EXERCISE GOAL: Restate the entries below word for word, omitting nothing.

(Stored data)
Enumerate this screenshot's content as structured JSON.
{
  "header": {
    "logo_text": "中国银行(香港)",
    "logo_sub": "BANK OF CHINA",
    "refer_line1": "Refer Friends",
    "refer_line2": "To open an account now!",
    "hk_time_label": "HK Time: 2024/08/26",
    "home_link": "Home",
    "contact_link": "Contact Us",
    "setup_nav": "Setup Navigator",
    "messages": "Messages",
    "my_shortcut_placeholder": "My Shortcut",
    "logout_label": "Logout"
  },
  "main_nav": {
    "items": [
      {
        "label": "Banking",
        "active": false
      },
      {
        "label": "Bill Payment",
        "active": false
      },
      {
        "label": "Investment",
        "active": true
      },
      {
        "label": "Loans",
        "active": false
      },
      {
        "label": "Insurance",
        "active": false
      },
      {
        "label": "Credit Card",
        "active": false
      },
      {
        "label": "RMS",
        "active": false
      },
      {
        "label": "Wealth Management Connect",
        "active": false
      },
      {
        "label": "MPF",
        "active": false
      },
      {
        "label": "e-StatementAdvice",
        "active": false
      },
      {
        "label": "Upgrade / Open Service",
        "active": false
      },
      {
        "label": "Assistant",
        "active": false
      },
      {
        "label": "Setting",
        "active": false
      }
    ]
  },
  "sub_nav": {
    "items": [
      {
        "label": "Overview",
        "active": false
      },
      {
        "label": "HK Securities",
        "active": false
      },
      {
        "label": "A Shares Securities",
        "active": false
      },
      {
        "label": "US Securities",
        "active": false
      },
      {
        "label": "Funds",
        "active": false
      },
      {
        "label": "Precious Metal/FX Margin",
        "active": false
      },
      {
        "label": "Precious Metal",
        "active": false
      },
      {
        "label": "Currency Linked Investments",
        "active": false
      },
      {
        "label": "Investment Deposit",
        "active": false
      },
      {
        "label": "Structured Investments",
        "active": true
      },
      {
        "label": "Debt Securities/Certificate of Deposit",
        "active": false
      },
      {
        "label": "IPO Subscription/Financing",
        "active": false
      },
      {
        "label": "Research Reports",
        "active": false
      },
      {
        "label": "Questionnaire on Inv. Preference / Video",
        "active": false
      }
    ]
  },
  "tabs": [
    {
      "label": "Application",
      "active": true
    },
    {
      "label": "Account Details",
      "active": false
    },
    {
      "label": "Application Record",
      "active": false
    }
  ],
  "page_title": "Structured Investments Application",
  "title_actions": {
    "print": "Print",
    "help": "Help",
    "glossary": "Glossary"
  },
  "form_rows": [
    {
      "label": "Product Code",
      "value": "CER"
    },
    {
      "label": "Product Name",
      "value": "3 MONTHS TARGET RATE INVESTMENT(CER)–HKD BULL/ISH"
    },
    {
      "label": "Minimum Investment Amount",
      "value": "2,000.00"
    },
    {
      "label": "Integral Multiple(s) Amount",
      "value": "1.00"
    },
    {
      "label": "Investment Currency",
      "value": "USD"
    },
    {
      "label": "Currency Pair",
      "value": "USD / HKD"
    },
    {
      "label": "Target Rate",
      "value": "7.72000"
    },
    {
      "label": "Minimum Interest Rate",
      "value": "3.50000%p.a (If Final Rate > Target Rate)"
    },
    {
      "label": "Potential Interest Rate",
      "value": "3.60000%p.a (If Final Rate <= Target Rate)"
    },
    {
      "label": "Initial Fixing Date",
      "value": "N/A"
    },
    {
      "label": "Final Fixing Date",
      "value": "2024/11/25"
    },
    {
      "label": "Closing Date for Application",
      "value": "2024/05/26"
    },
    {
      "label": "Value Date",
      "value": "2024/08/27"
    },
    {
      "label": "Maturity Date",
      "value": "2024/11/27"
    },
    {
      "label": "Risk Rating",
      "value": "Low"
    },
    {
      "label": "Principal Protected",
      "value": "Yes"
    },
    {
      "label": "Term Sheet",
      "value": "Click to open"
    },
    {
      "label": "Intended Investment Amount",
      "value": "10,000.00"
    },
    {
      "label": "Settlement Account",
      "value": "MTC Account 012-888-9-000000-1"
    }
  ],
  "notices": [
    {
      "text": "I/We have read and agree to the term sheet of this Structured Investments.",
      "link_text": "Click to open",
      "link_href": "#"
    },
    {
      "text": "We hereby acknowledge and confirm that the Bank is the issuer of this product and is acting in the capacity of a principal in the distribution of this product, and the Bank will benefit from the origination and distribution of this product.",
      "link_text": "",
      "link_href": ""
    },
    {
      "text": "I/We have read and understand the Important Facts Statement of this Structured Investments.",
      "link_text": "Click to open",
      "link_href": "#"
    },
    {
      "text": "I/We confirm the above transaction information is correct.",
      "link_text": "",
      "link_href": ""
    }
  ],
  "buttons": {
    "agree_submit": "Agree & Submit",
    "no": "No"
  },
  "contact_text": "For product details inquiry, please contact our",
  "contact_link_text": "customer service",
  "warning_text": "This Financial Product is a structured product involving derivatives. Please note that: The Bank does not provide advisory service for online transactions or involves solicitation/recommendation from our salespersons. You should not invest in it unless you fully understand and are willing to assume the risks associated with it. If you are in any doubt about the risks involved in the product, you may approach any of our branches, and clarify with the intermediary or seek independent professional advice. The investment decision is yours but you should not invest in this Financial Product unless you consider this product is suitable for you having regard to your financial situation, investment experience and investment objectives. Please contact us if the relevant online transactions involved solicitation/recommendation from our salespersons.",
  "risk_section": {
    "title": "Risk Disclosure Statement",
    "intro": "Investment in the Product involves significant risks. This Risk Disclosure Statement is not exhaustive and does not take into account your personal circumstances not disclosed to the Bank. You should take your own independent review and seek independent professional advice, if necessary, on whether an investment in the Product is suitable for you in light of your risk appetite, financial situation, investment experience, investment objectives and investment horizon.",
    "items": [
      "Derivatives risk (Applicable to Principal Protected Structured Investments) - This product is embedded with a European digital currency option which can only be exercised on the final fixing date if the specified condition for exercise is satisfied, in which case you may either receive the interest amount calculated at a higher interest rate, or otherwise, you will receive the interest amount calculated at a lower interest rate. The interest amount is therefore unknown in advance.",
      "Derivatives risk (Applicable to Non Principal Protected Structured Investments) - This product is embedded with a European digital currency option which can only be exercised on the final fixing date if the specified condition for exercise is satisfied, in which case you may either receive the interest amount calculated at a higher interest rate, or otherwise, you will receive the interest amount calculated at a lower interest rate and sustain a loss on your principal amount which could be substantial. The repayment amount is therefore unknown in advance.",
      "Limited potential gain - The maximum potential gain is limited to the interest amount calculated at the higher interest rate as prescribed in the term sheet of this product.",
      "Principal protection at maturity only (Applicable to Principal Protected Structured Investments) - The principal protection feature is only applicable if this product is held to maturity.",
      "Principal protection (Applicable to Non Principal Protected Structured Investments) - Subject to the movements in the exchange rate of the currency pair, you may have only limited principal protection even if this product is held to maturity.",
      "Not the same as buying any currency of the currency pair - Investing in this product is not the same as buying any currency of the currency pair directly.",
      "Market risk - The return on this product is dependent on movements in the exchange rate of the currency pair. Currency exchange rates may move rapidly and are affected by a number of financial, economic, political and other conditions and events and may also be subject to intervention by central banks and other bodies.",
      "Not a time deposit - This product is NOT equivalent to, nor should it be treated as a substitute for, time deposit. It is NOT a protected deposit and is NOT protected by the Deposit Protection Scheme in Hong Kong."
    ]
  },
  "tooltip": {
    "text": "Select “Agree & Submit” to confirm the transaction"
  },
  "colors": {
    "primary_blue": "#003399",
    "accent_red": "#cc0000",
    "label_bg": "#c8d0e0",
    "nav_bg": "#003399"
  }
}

SOLUTION TO THIS EXERCISE:
Enumerate this screenshot's content as structured JSON.
{
  "header": {
    "logo_text": "中国银行(香港)",
    "logo_sub": "BANK OF CHINA",
    "refer_line1": "Refer Friends",
    "refer_line2": "To open an account now!",
    "hk_time_label": "HK Time: 2024/08/26",
    "home_link": "Home",
    "contact_link": "Contact Us",
    "setup_nav": "Setup Navigator",
    "messages": "Messages",
    "my_shortcut_placeholder": "My Shortcut",
    "logout_label": "Logout"
  },
  "main_nav": {
    "items": [
      {
        "label": "Banking",
        "active": false
      },
      {
        "label": "Bill Payment",
        "active": false
      },
      {
        "label": "Investment",
        "active": true
      },
      {
        "label": "Loans",
        "active": false
      },
      {
        "label": "Insurance",
        "active": false
      },
      {
        "label": "Credit Card",
        "active": false
      },
      {
        "label": "RMS",
        "active": false
      },
      {
        "label": "Wealth Management Connect",
        "active": false
      },
      {
        "label": "MPF",
        "active": false
      },
      {
        "label": "e-StatementAdvice",
        "active": false
      },
      {
        "label": "Upgrade / Open Service",
        "active": false
      },
      {
        "label": "Assistant",
        "active": false
      },
      {
        "label": "Setting",
        "active": false
      }
    ]
  },
  "sub_nav": {
    "items": [
      {
        "label": "Overview",
        "active": false
      },
      {
        "label": "HK Securities",
        "active": false
      },
      {
        "label": "A Shares Securities",
        "active": false
      },
      {
        "label": "US Securities",
        "active": false
      },
      {
        "label": "Funds",
        "active": false
      },
      {
        "label": "Precious Metal/FX Margin",
        "active": false
      },
      {
        "label": "Precious Metal",
        "active": false
      },
      {
        "label": "Currency Linked Investments",
        "active": false
      },
      {
        "label": "Investment Deposit",
        "active": false
      },
      {
        "label": "Structured Investments",
        "active": true
      },
      {
        "label": "Debt Securities/Certificate of Deposit",
        "active": false
      },
      {
        "label": "IPO Subscription/Financing",
        "active": false
      },
      {
        "label": "Research Reports",
        "active": false
      },
      {
        "label": "Questionnaire on Inv. Preference / Video",
        "active": false
      }
    ]
  },
  "tabs": [
    {
      "label": "Application",
      "active": true
    },
    {
      "label": "Account Details",
      "active": false
    },
    {
      "label": "Application Record",
      "active": false
    }
  ],
  "page_title": "Structured Investments Application",
  "title_actions": {
    "print": "Print",
    "help": "Help",
    "glossary": "Glossary"
  },
  "form_rows": [
    {
      "label": "Product Code",
      "value": "CER"
    },
    {
      "label": "Product Name",
      "value": "3 MONTHS TARGET RATE INVESTMENT(CER)–HKD BULL/ISH"
    },
    {
      "label": "Minimum Investment Amount",
      "value": "2,000.00"
    },
    {
      "label": "Integral Multiple(s) Amount",
      "value": "1.00"
    },
    {
      "label": "Investment Currency",
      "value": "USD"
    },
    {
      "label": "Currency Pair",
      "value": "USD / HKD"
    },
    {
      "label": "Target Rate",
      "value": "7.72000"
    },
    {
      "label": "Minimum Interest Rate",
      "value": "3.50000%p.a (If Final Rate > Target Rate)"
    },
    {
      "label": "Potential Interest Rate",
      "value": "3.60000%p.a (If Final Rate <= Target Rate)"
    },
    {
      "label": "Initial Fixing Date",
      "value": "N/A"
    },
    {
      "label": "Final Fixing Date",
      "value": "2024/11/25"
    },
    {
      "label": "Closing Date for Application",
      "value": "2024/05/26"
    },
    {
      "label": "Value Date",
      "value": "2024/08/27"
    },
    {
      "label": "Maturity Date",
      "value": "2024/11/27"
    },
    {
      "label": "Risk Rating",
      "value": "Low"
    },
    {
      "label": "Principal Protected",
      "value": "Yes"
    },
    {
      "label": "Term Sheet",
      "value": "Click to open"
    },
    {
      "label": "Intended Investment Amount",
      "value": "10,000.00"
    },
    {
      "label": "Settlement Account",
      "value": "MTC Account 012-888-9-000000-1"
    }
  ],
  "notices": [
    {
      "text": "I/We have read and agree to the term sheet of this Structured Investments.",
      "link_text": "Click to open",
      "link_href": "#"
    },
    {
      "text": "We hereby acknowledge and confirm that the Bank is the issuer of this product and is acting in the capacity of a principal in the distribution of this product, and the Bank will benefit from the origination and distribution of this product.",
      "link_text": "",
      "link_href": ""
    },
    {
      "text": "I/We have read and understand the Important Facts Statement of this Structured Investments.",
      "link_text": "Click to open",
      "link_href": "#"
    },
    {
      "text": "I/We confirm the above transaction information is correct.",
      "link_text": "",
      "link_href": ""
    }
  ],
  "buttons": {
    "agree_submit": "Agree & Submit",
    "no": "No"
  },
  "contact_text": "For product details inquiry, please contact our",
  "contact_link_text": "customer service",
  "warning_text": "This Financial Product is a structured product involving derivatives. Please note that: The Bank does not provide advisory service for online transactions or involves solicitation/recommendation from our salespersons. You should not invest in it unless you fully understand and are willing to assume the risks associated with it. If you are in any doubt about the risks involved in the product, you may approach any of our branches, and clarify with the intermediary or seek independent professional advice. The investment decision is yours but you should not invest in this Financial Product unless you consider this product is suitable for you having regard to your financial situation, investment experience and investment objectives. Please contact us if the relevant online transactions involved solicitation/recommendation from our salespersons.",
  "risk_section": {
    "title": "Risk Disclosure Statement",
    "intro": "Investment in the Product involves significant risks. This Risk Disclosure Statement is not exhaustive and does not take into account your personal circumstances not disclosed to the Bank. You should take your own independent review and seek independent professional advice, if necessary, on whether an investment in the Product is suitable for you in light of your risk appetite, financial situation, investment experience, investment objectives and investment horizon.",
    "items": [
      "Derivatives risk (Applicable to Principal Protected Structured Investments) - This product is embedded with a European digital currency option which can only be exercised on the final fixing date if the specified condition for exercise is satisfied, in which case you may either receive the interest amount calculated at a higher interest rate, or otherwise, you will receive the interest amount calculated at a lower interest rate. The interest amount is therefore unknown in advance.",
      "Derivatives risk (Applicable to Non Principal Protected Structured Investments) - This product is embedded with a European digital currency option which can only be exercised on the final fixing date if the specified condition for exercise is satisfied, in which case you may either receive the interest amount calculated at a higher interest rate, or otherwise, you will receive the interest amount calculated at a lower interest rate and sustain a loss on your principal amount which could be substantial. The repayment amount is therefore unknown in advance.",
      "Limited potential gain - The maximum potential gain is limited to the interest amount calculated at the higher interest rate as prescribed in the term sheet of this product.",
      "Principal protection at maturity only (Applicable to Principal Protected Structured Investments) - The principal protection feature is only applicable if this product is held to maturity.",
      "Principal protection (Applicable to Non Principal Protected Structured Investments) - Subject to the movements in the exchange rate of the currency pair, you may have only limited principal protection even if this product is held to maturity.",
      "Not the same as buying any currency of the currency pair - Investing in this product is not the same as buying any currency of the currency pair directly.",
      "Market risk - The return on this product is dependent on movements in the exchange rate of the currency pair. Currency exchange rates may move rapidly and are affected by a number of financial, economic, political and other conditions and events and may also be subject to intervention by central banks and other bodies.",
      "Not a time deposit - This product is NOT equivalent to, nor should it be treated as a substitute for, time deposit. It is NOT a protected deposit and is NOT protected by the Deposit Protection Scheme in Hong Kong."
    ]
  },
  "tooltip": {
    "text": "Select “Agree & Submit” to confirm the transaction"
  },
  "colors": {
    "primary_blue": "#003399",
    "accent_red": "#cc0000",
    "label_bg": "#c8d0e0",
    "nav_bg": "#003399"
  }
}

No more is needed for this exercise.